(Spatial layout data)
########################################

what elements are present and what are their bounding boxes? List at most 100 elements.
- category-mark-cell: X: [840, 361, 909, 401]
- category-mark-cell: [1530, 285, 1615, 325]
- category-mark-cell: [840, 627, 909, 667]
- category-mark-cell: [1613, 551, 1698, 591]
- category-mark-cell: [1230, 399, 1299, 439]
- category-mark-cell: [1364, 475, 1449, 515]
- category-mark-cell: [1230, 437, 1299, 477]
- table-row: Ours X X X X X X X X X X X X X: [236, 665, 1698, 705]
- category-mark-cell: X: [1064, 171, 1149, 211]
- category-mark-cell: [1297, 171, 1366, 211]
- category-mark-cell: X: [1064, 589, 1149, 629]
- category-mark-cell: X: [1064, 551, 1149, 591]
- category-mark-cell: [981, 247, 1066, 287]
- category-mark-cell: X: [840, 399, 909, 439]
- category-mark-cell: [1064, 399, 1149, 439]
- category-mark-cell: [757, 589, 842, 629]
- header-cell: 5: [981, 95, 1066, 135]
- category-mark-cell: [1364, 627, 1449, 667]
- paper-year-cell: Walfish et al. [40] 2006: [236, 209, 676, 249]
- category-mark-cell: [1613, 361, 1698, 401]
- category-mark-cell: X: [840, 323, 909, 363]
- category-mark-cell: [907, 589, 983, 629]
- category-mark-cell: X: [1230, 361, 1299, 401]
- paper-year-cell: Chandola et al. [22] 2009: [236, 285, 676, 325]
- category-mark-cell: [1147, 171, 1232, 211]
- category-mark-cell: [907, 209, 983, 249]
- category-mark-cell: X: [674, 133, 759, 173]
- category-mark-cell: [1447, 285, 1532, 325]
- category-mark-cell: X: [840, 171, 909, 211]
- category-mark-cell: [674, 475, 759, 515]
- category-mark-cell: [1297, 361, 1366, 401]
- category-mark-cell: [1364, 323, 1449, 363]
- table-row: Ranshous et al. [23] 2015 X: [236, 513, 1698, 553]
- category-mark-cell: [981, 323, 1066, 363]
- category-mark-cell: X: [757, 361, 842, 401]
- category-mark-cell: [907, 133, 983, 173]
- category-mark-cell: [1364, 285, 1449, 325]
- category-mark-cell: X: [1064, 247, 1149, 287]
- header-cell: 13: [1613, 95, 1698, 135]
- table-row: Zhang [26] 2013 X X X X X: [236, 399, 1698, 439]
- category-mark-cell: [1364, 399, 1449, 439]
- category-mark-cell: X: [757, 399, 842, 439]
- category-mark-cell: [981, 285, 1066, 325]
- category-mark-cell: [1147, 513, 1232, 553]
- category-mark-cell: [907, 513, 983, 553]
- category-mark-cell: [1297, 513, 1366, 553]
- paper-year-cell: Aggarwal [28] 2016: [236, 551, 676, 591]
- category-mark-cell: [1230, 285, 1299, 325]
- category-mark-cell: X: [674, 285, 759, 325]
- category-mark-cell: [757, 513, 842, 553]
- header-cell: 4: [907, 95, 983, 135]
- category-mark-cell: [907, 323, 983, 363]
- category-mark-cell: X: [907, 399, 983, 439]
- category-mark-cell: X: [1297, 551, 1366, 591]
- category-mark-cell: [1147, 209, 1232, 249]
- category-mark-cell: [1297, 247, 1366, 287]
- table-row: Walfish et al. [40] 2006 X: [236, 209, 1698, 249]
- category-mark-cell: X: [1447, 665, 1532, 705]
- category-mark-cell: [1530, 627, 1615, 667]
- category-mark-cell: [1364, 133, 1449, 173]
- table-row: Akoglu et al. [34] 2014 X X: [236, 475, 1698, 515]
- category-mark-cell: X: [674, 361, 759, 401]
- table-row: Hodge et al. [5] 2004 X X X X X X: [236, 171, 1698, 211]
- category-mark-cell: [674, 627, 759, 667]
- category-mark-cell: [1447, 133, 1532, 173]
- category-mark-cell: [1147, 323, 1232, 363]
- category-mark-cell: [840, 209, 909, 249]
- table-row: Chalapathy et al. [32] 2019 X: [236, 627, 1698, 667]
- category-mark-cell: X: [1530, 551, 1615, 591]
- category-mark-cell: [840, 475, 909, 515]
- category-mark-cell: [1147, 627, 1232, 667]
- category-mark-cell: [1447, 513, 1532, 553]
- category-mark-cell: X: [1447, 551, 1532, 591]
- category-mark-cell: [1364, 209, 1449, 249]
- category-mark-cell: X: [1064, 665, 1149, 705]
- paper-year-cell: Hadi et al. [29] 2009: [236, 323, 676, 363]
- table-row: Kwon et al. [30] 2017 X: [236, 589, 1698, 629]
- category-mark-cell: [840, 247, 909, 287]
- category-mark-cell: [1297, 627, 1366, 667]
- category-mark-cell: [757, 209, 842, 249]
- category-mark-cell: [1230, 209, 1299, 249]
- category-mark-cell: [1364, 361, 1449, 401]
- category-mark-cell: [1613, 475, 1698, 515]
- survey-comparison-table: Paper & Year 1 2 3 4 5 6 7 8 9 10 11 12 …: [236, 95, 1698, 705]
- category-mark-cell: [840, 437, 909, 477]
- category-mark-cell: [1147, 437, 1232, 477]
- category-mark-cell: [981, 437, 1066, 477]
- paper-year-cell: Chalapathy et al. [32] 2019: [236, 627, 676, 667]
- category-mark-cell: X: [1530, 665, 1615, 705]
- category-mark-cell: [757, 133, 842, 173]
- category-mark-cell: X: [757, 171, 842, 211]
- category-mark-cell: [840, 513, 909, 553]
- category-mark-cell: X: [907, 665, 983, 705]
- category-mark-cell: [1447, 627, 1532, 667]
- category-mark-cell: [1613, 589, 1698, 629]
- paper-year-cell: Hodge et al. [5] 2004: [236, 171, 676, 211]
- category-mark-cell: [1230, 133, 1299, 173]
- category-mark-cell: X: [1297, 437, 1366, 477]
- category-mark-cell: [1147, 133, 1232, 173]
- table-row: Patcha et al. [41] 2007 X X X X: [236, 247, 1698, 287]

########################################

Copy every line of the entries above verbatim, without changing anything.

Solution to the problem.
what elements are present and what are their bounding boxes? List at most 100 elements.
- category-mark-cell: X: [840, 361, 909, 401]
- category-mark-cell: [1530, 285, 1615, 325]
- category-mark-cell: [840, 627, 909, 667]
- category-mark-cell: [1613, 551, 1698, 591]
- category-mark-cell: [1230, 399, 1299, 439]
- category-mark-cell: [1364, 475, 1449, 515]
- category-mark-cell: [1230, 437, 1299, 477]
- table-row: Ours X X X X X X X X X X X X X: [236, 665, 1698, 705]
- category-mark-cell: X: [1064, 171, 1149, 211]
- category-mark-cell: [1297, 171, 1366, 211]
- category-mark-cell: X: [1064, 589, 1149, 629]
- category-mark-cell: X: [1064, 551, 1149, 591]
- category-mark-cell: [981, 247, 1066, 287]
- category-mark-cell: X: [840, 399, 909, 439]
- category-mark-cell: [1064, 399, 1149, 439]
- category-mark-cell: [757, 589, 842, 629]
- header-cell: 5: [981, 95, 1066, 135]
- category-mark-cell: [1364, 627, 1449, 667]
- paper-year-cell: Walfish et al. [40] 2006: [236, 209, 676, 249]
- category-mark-cell: [1613, 361, 1698, 401]
- category-mark-cell: X: [840, 323, 909, 363]
- category-mark-cell: [907, 589, 983, 629]
- category-mark-cell: X: [1230, 361, 1299, 401]
- paper-year-cell: Chandola et al. [22] 2009: [236, 285, 676, 325]
- category-mark-cell: [1147, 171, 1232, 211]
- category-mark-cell: [907, 209, 983, 249]
- category-mark-cell: X: [674, 133, 759, 173]
- category-mark-cell: [1447, 285, 1532, 325]
- category-mark-cell: X: [840, 171, 909, 211]
- category-mark-cell: [674, 475, 759, 515]
- category-mark-cell: [1297, 361, 1366, 401]
- category-mark-cell: [1364, 323, 1449, 363]
- table-row: Ranshous et al. [23] 2015 X: [236, 513, 1698, 553]
- category-mark-cell: [981, 323, 1066, 363]
- category-mark-cell: X: [757, 361, 842, 401]
- category-mark-cell: [907, 133, 983, 173]
- category-mark-cell: [1364, 285, 1449, 325]
- category-mark-cell: X: [1064, 247, 1149, 287]
- header-cell: 13: [1613, 95, 1698, 135]
- table-row: Zhang [26] 2013 X X X X X: [236, 399, 1698, 439]
- category-mark-cell: [1364, 399, 1449, 439]
- category-mark-cell: X: [757, 399, 842, 439]
- category-mark-cell: [981, 285, 1066, 325]
- category-mark-cell: [1147, 513, 1232, 553]
- category-mark-cell: [907, 513, 983, 553]
- category-mark-cell: [1297, 513, 1366, 553]
- paper-year-cell: Aggarwal [28] 2016: [236, 551, 676, 591]
- category-mark-cell: [1230, 285, 1299, 325]
- category-mark-cell: X: [674, 285, 759, 325]
- category-mark-cell: [757, 513, 842, 553]
- header-cell: 4: [907, 95, 983, 135]
- category-mark-cell: [907, 323, 983, 363]
- category-mark-cell: X: [907, 399, 983, 439]
- category-mark-cell: X: [1297, 551, 1366, 591]
- category-mark-cell: [1147, 209, 1232, 249]
- category-mark-cell: [1297, 247, 1366, 287]
- table-row: Walfish et al. [40] 2006 X: [236, 209, 1698, 249]
- category-mark-cell: X: [1447, 665, 1532, 705]
- category-mark-cell: [1530, 627, 1615, 667]
- category-mark-cell: [1364, 133, 1449, 173]
- table-row: Akoglu et al. [34] 2014 X X: [236, 475, 1698, 515]
- category-mark-cell: X: [674, 361, 759, 401]
- table-row: Hodge et al. [5] 2004 X X X X X X: [236, 171, 1698, 211]
- category-mark-cell: [674, 627, 759, 667]
- category-mark-cell: [1447, 133, 1532, 173]
- category-mark-cell: [1147, 323, 1232, 363]
- category-mark-cell: [840, 209, 909, 249]
- table-row: Chalapathy et al. [32] 2019 X: [236, 627, 1698, 667]
- category-mark-cell: X: [1530, 551, 1615, 591]
- category-mark-cell: [840, 475, 909, 515]
- category-mark-cell: [1147, 627, 1232, 667]
- category-mark-cell: [1447, 513, 1532, 553]
- category-mark-cell: X: [1447, 551, 1532, 591]
- category-mark-cell: [1364, 209, 1449, 249]
- category-mark-cell: X: [1064, 665, 1149, 705]
- paper-year-cell: Hadi et al. [29] 2009: [236, 323, 676, 363]
- table-row: Kwon et al. [30] 2017 X: [236, 589, 1698, 629]
- category-mark-cell: [840, 247, 909, 287]
- category-mark-cell: [1297, 627, 1366, 667]
- category-mark-cell: [757, 209, 842, 249]
- category-mark-cell: [1230, 209, 1299, 249]
- category-mark-cell: [1364, 361, 1449, 401]
- category-mark-cell: [1613, 475, 1698, 515]
- survey-comparison-table: Paper & Year 1 2 3 4 5 6 7 8 9 10 11 12 …: [236, 95, 1698, 705]
- category-mark-cell: [840, 437, 909, 477]
- category-mark-cell: [1147, 437, 1232, 477]
- category-mark-cell: [981, 437, 1066, 477]
- paper-year-cell: Chalapathy et al. [32] 2019: [236, 627, 676, 667]
- category-mark-cell: X: [1530, 665, 1615, 705]
- category-mark-cell: [757, 133, 842, 173]
- category-mark-cell: X: [757, 171, 842, 211]
- category-mark-cell: [840, 513, 909, 553]
- category-mark-cell: X: [907, 665, 983, 705]
- category-mark-cell: [1447, 627, 1532, 667]
- category-mark-cell: [1613, 589, 1698, 629]
- paper-year-cell: Hodge et al. [5] 2004: [236, 171, 676, 211]
- category-mark-cell: [1230, 133, 1299, 173]
- category-mark-cell: X: [1297, 437, 1366, 477]
- category-mark-cell: [1147, 133, 1232, 173]
- table-row: Patcha et al. [41] 2007 X X X X: [236, 247, 1698, 287]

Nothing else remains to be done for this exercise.